((

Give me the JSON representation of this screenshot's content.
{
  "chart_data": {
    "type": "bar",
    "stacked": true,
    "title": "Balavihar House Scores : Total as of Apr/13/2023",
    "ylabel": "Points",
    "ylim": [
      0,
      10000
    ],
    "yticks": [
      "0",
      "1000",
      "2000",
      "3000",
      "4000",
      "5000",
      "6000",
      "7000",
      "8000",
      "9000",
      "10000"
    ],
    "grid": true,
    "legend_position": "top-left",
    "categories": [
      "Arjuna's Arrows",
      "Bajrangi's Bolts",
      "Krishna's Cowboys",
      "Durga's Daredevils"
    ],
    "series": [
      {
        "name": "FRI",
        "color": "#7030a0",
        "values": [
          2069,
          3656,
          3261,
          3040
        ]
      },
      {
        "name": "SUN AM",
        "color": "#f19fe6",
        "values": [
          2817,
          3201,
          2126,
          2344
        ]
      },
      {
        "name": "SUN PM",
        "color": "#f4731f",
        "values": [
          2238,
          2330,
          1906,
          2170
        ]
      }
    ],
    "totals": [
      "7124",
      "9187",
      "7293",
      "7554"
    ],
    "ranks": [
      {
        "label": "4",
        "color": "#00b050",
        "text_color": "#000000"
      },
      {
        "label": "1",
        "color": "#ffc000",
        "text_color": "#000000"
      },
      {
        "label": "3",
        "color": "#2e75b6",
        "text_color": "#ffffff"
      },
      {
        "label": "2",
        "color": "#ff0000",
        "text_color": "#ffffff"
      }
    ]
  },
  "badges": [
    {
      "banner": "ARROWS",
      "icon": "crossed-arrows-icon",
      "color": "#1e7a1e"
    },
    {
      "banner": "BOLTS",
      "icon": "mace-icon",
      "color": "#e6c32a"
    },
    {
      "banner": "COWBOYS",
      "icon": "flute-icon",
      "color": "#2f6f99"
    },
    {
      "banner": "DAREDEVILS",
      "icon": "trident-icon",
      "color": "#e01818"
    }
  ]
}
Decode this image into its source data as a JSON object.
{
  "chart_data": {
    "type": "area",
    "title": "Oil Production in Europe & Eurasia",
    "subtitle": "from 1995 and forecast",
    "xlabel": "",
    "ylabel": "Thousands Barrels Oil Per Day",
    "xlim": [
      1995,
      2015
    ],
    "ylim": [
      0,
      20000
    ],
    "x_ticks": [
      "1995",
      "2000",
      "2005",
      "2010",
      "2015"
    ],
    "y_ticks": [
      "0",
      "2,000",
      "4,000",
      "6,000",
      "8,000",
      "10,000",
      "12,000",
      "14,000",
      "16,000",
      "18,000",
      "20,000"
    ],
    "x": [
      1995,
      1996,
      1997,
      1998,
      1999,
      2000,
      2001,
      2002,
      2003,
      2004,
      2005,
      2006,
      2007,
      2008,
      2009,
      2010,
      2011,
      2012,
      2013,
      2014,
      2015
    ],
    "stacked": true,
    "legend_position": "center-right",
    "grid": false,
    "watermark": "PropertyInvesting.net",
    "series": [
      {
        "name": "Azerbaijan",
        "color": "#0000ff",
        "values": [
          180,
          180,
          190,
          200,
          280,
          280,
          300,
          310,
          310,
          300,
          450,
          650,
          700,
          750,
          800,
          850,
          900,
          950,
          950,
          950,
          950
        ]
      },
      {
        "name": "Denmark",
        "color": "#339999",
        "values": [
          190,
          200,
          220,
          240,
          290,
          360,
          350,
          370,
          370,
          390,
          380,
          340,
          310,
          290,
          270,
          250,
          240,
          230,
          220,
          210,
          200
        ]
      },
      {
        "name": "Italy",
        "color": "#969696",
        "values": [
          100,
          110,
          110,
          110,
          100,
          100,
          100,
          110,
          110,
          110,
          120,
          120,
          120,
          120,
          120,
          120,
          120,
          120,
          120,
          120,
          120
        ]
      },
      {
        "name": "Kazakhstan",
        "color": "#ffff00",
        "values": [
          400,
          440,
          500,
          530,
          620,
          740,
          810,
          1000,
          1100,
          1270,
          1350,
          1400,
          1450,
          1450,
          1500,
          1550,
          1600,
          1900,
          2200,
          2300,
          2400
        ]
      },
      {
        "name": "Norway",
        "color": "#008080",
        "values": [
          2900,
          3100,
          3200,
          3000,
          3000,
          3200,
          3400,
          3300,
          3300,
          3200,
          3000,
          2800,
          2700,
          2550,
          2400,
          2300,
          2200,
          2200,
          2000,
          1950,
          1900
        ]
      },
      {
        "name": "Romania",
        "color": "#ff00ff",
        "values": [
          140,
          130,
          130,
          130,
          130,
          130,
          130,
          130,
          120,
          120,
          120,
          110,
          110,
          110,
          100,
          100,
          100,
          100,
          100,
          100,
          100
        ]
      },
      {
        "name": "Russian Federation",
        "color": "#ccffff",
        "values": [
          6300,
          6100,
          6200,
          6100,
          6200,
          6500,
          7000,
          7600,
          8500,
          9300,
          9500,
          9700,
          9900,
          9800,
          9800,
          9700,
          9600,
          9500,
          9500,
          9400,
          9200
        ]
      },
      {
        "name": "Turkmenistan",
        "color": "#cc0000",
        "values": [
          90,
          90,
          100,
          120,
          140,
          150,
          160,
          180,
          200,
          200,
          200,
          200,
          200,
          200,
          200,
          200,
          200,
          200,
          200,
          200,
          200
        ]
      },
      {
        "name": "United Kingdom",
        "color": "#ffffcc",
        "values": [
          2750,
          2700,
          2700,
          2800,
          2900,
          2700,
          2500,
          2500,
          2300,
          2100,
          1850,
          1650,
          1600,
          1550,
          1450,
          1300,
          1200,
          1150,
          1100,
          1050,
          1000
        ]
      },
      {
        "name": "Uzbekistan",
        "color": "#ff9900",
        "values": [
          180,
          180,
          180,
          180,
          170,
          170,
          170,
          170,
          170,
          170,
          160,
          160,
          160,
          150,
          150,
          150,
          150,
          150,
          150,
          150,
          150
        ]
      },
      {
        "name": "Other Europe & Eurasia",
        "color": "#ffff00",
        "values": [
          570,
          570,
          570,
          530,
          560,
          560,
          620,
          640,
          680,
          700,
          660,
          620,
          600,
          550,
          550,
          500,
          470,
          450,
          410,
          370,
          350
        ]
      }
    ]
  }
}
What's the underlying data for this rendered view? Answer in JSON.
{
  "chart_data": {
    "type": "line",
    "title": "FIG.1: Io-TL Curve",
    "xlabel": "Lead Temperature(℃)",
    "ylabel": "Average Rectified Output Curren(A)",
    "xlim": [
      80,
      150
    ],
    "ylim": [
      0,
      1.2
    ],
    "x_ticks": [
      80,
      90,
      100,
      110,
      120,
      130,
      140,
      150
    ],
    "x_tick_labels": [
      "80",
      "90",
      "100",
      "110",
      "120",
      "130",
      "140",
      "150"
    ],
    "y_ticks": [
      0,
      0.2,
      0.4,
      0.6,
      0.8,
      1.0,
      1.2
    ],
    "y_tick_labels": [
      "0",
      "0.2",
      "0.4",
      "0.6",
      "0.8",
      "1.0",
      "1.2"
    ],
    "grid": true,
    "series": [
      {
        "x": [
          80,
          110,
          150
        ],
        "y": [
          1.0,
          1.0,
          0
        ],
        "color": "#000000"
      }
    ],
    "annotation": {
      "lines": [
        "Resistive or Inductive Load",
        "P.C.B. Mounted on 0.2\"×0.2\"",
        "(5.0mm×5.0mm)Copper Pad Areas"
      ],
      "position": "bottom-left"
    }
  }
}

))

Find each line holding "Eurasia". Copy it out.

    "title": "Oil Production in Europe & Eurasia",
        "name": "Other Europe & Eurasia",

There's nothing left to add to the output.